MATERIAL PROVIDED:
• • • • • • •

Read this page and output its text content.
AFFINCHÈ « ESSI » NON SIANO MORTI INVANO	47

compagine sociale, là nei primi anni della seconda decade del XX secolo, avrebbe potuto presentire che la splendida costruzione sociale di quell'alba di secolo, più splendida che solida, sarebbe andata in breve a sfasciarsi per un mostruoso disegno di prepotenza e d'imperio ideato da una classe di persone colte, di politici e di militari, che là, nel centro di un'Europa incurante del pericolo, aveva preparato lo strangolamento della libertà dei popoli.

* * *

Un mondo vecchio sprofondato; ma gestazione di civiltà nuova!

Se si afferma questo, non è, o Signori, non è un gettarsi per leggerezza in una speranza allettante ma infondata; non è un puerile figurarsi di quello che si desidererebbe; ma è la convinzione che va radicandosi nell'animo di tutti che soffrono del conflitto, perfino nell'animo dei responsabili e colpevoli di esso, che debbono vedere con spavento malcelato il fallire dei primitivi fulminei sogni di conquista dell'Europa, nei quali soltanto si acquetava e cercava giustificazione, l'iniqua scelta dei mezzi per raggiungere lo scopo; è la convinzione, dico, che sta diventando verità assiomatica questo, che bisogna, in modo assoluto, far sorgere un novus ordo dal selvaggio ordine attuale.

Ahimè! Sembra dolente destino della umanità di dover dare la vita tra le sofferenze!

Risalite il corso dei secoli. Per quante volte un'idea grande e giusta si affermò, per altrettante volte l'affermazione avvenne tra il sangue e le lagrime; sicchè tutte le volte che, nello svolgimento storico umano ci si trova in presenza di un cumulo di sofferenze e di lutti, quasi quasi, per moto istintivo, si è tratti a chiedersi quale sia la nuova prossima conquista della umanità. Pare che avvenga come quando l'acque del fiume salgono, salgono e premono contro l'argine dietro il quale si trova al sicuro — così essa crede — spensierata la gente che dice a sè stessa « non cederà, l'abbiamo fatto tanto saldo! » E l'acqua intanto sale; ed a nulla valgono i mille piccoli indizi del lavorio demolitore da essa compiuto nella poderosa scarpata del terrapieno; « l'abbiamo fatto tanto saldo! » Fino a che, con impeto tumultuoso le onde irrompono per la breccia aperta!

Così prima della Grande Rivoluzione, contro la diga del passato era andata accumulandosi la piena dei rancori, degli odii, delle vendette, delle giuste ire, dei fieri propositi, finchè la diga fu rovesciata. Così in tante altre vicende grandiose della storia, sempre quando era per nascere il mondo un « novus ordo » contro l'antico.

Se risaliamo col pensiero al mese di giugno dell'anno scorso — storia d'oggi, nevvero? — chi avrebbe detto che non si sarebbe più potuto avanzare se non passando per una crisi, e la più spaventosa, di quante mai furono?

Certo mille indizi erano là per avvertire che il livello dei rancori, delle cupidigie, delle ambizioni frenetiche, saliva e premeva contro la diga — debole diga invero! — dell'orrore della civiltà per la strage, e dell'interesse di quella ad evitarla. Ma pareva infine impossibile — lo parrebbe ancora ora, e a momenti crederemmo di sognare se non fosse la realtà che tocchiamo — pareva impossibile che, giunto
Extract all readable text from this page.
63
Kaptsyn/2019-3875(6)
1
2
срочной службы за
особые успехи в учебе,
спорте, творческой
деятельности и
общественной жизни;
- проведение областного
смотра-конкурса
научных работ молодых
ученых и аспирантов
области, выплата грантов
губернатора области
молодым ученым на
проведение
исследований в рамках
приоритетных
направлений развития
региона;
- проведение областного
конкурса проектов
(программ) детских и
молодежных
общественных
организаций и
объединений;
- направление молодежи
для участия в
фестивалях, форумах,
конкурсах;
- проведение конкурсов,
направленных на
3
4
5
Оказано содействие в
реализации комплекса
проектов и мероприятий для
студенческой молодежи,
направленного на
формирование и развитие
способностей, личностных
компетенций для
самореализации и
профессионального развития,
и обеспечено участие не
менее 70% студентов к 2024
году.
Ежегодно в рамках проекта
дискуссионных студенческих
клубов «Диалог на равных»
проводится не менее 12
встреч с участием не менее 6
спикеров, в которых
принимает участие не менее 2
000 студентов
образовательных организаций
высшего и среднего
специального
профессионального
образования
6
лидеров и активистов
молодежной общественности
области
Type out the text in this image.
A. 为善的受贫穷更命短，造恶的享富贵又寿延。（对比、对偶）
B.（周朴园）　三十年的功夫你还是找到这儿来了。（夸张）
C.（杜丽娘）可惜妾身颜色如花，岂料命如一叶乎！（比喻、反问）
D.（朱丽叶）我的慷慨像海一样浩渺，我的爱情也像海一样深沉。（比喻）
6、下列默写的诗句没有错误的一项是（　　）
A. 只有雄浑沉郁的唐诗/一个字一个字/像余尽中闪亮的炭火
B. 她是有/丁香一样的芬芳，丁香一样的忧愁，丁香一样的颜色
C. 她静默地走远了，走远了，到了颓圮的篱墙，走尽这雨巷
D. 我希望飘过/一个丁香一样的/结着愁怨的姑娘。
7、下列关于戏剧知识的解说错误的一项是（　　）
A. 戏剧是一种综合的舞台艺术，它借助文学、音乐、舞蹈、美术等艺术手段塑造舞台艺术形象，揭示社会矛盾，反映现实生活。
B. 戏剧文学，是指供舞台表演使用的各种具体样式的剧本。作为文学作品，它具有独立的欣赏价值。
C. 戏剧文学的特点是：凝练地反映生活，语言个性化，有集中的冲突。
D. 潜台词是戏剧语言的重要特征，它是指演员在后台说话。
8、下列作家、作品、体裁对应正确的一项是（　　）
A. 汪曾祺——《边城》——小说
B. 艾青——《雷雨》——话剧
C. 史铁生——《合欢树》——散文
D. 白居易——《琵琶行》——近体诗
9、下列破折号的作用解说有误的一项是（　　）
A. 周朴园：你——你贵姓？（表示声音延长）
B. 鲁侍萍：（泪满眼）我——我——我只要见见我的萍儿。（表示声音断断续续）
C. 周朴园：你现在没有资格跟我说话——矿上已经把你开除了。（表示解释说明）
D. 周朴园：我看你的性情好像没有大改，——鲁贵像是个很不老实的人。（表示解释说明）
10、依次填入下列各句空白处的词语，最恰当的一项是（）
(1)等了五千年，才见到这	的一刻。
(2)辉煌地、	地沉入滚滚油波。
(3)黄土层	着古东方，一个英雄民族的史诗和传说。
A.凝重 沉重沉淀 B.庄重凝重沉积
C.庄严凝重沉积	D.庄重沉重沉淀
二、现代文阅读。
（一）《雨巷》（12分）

• • • • • • •

TASK GOAL: Retype the listing. Match it exactly.

ANSWER TO THIS TASK:
Read this page and output its text content.
AFFINCHÈ « ESSI » NON SIANO MORTI INVANO	47

compagine sociale, là nei primi anni della seconda decade del XX secolo, avrebbe potuto presentire che la splendida costruzione sociale di quell'alba di secolo, più splendida che solida, sarebbe andata in breve a sfasciarsi per un mostruoso disegno di prepotenza e d'imperio ideato da una classe di persone colte, di politici e di militari, che là, nel centro di un'Europa incurante del pericolo, aveva preparato lo strangolamento della libertà dei popoli.

* * *

Un mondo vecchio sprofondato; ma gestazione di civiltà nuova!

Se si afferma questo, non è, o Signori, non è un gettarsi per leggerezza in una speranza allettante ma infondata; non è un puerile figurarsi di quello che si desidererebbe; ma è la convinzione che va radicandosi nell'animo di tutti che soffrono del conflitto, perfino nell'animo dei responsabili e colpevoli di esso, che debbono vedere con spavento malcelato il fallire dei primitivi fulminei sogni di conquista dell'Europa, nei quali soltanto si acquetava e cercava giustificazione, l'iniqua scelta dei mezzi per raggiungere lo scopo; è la convinzione, dico, che sta diventando verità assiomatica questo, che bisogna, in modo assoluto, far sorgere un novus ordo dal selvaggio ordine attuale.

Ahimè! Sembra dolente destino della umanità di dover dare la vita tra le sofferenze!

Risalite il corso dei secoli. Per quante volte un'idea grande e giusta si affermò, per altrettante volte l'affermazione avvenne tra il sangue e le lagrime; sicchè tutte le volte che, nello svolgimento storico umano ci si trova in presenza di un cumulo di sofferenze e di lutti, quasi quasi, per moto istintivo, si è tratti a chiedersi quale sia la nuova prossima conquista della umanità. Pare che avvenga come quando l'acque del fiume salgono, salgono e premono contro l'argine dietro il quale si trova al sicuro — così essa crede — spensierata la gente che dice a sè stessa « non cederà, l'abbiamo fatto tanto saldo! » E l'acqua intanto sale; ed a nulla valgono i mille piccoli indizi del lavorio demolitore da essa compiuto nella poderosa scarpata del terrapieno; « l'abbiamo fatto tanto saldo! » Fino a che, con impeto tumultuoso le onde irrompono per la breccia aperta!

Così prima della Grande Rivoluzione, contro la diga del passato era andata accumulandosi la piena dei rancori, degli odii, delle vendette, delle giuste ire, dei fieri propositi, finchè la diga fu rovesciata. Così in tante altre vicende grandiose della storia, sempre quando era per nascere il mondo un « novus ordo » contro l'antico.

Se risaliamo col pensiero al mese di giugno dell'anno scorso — storia d'oggi, nevvero? — chi avrebbe detto che non si sarebbe più potuto avanzare se non passando per una crisi, e la più spaventosa, di quante mai furono?

Certo mille indizi erano là per avvertire che il livello dei rancori, delle cupidigie, delle ambizioni frenetiche, saliva e premeva contro la diga — debole diga invero! — dell'orrore della civiltà per la strage, e dell'interesse di quella ad evitarla. Ma pareva infine impossibile — lo parrebbe ancora ora, e a momenti crederemmo di sognare se non fosse la realtà che tocchiamo — pareva impossibile che, giunto
Extract all readable text from this page.
63
Kaptsyn/2019-3875(6)
1
2
срочной службы за
особые успехи в учебе,
спорте, творческой
деятельности и
общественной жизни;
- проведение областного
смотра-конкурса
научных работ молодых
ученых и аспирантов
области, выплата грантов
губернатора области
молодым ученым на
проведение
исследований в рамках
приоритетных
направлений развития
региона;
- проведение областного
конкурса проектов
(программ) детских и
молодежных
общественных
организаций и
объединений;
- направление молодежи
для участия в
фестивалях, форумах,
конкурсах;
- проведение конкурсов,
направленных на
3
4
5
Оказано содействие в
реализации комплекса
проектов и мероприятий для
студенческой молодежи,
направленного на
формирование и развитие
способностей, личностных
компетенций для
самореализации и
профессионального развития,
и обеспечено участие не
менее 70% студентов к 2024
году.
Ежегодно в рамках проекта
дискуссионных студенческих
клубов «Диалог на равных»
проводится не менее 12
встреч с участием не менее 6
спикеров, в которых
принимает участие не менее 2
000 студентов
образовательных организаций
высшего и среднего
специального
профессионального
образования
6
лидеров и активистов
молодежной общественности
области
Type out the text in this image.
A. 为善的受贫穷更命短，造恶的享富贵又寿延。（对比、对偶）
B.（周朴园）　三十年的功夫你还是找到这儿来了。（夸张）
C.（杜丽娘）可惜妾身颜色如花，岂料命如一叶乎！（比喻、反问）
D.（朱丽叶）我的慷慨像海一样浩渺，我的爱情也像海一样深沉。（比喻）
6、下列默写的诗句没有错误的一项是（　　）
A. 只有雄浑沉郁的唐诗/一个字一个字/像余尽中闪亮的炭火
B. 她是有/丁香一样的芬芳，丁香一样的忧愁，丁香一样的颜色
C. 她静默地走远了，走远了，到了颓圮的篱墙，走尽这雨巷
D. 我希望飘过/一个丁香一样的/结着愁怨的姑娘。
7、下列关于戏剧知识的解说错误的一项是（　　）
A. 戏剧是一种综合的舞台艺术，它借助文学、音乐、舞蹈、美术等艺术手段塑造舞台艺术形象，揭示社会矛盾，反映现实生活。
B. 戏剧文学，是指供舞台表演使用的各种具体样式的剧本。作为文学作品，它具有独立的欣赏价值。
C. 戏剧文学的特点是：凝练地反映生活，语言个性化，有集中的冲突。
D. 潜台词是戏剧语言的重要特征，它是指演员在后台说话。
8、下列作家、作品、体裁对应正确的一项是（　　）
A. 汪曾祺——《边城》——小说
B. 艾青——《雷雨》——话剧
C. 史铁生——《合欢树》——散文
D. 白居易——《琵琶行》——近体诗
9、下列破折号的作用解说有误的一项是（　　）
A. 周朴园：你——你贵姓？（表示声音延长）
B. 鲁侍萍：（泪满眼）我——我——我只要见见我的萍儿。（表示声音断断续续）
C. 周朴园：你现在没有资格跟我说话——矿上已经把你开除了。（表示解释说明）
D. 周朴园：我看你的性情好像没有大改，——鲁贵像是个很不老实的人。（表示解释说明）
10、依次填入下列各句空白处的词语，最恰当的一项是（）
(1)等了五千年，才见到这	的一刻。
(2)辉煌地、	地沉入滚滚油波。
(3)黄土层	着古东方，一个英雄民族的史诗和传说。
A.凝重 沉重沉淀 B.庄重凝重沉积
C.庄严凝重沉积	D.庄重沉重沉淀
二、现代文阅读。
（一）《雨巷》（12分）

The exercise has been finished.